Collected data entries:
════════

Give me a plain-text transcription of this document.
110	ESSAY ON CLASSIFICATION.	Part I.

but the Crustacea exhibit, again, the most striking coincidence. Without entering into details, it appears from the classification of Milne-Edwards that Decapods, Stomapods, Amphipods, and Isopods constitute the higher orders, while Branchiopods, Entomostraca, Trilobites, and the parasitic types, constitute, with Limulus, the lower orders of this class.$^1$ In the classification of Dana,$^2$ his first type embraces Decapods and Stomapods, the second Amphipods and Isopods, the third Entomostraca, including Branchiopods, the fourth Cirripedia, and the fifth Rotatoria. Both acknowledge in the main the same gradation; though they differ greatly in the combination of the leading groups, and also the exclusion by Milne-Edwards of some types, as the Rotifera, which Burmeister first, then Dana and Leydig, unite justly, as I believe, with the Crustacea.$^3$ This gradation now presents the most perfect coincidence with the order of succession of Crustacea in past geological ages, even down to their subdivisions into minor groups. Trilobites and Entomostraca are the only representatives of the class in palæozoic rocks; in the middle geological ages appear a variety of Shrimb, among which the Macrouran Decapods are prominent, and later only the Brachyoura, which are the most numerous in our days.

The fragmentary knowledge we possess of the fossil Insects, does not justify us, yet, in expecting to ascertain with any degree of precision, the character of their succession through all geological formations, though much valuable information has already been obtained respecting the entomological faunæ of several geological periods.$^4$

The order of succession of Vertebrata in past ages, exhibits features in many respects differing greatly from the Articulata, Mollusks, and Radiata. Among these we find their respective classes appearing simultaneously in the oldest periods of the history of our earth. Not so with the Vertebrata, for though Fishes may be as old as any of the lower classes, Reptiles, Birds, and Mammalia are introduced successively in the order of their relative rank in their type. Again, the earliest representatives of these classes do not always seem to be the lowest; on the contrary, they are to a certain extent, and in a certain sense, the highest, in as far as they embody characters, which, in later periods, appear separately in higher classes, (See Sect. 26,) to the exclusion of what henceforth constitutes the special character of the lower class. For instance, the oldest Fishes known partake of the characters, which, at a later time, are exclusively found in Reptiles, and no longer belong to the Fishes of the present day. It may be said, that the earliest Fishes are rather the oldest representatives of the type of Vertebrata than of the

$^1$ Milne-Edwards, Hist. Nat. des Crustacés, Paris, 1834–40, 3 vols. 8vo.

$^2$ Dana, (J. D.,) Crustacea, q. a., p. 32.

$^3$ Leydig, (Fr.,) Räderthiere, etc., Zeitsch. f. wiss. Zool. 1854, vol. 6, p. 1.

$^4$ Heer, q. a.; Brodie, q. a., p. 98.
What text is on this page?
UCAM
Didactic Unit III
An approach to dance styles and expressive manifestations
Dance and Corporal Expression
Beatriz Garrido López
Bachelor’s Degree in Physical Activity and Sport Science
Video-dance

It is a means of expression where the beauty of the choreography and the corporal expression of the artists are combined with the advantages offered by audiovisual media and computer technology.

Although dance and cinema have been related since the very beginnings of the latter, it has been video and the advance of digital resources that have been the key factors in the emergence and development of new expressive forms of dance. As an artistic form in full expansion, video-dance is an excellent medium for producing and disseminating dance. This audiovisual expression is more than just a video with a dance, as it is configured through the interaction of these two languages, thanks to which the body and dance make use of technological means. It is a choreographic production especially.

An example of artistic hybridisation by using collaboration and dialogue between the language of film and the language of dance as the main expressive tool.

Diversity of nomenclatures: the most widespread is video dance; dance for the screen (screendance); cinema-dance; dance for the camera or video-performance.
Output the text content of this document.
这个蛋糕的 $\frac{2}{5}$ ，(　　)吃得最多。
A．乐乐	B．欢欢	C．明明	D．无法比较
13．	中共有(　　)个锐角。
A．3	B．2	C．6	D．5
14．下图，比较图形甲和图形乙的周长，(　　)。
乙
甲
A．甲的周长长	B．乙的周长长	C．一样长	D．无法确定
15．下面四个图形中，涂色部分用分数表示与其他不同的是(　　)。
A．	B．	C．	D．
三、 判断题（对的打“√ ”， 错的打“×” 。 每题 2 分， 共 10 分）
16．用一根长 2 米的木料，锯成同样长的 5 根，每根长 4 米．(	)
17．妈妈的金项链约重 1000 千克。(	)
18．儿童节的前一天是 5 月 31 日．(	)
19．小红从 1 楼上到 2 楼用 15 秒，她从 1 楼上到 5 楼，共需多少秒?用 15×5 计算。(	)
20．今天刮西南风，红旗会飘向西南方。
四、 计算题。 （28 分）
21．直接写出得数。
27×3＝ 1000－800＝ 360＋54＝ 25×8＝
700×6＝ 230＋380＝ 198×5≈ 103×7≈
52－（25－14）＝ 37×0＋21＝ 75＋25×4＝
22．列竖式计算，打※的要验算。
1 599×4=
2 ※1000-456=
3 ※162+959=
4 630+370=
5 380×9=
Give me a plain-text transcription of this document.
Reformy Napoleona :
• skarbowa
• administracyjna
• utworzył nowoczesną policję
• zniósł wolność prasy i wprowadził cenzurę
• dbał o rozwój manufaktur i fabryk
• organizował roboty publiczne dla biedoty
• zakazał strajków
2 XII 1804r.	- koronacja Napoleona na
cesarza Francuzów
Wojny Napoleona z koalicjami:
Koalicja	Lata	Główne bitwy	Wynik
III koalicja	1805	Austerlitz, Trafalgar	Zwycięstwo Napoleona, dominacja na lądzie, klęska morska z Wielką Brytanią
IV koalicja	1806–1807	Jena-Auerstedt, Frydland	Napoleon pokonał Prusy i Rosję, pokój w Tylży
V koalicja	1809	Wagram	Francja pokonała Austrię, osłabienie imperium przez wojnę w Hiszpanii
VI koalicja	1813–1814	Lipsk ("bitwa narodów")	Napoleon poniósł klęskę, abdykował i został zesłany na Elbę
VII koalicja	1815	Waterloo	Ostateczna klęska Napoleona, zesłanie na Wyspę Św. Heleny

════════

[What to work on]
Copy every line of the listing containing the string "means".

[Answer below]
It is a means of expression where the beauty of the choreography and the corporal expression of the artists are combined with the advantages offered by audiovisual media and computer technology.
Although dance and cinema have been related since the very beginnings of the latter, it has been video and the advance of digital resources that have been the key factors in the emergence and development of new expressive forms of dance. As an artistic form in full expansion, video-dance is an excellent medium for producing and disseminating dance. This audiovisual expression is more than just a video with a dance, as it is configured through the interaction of these two languages, thanks to which the body and dance make use of technological means. It is a choreographic production especially.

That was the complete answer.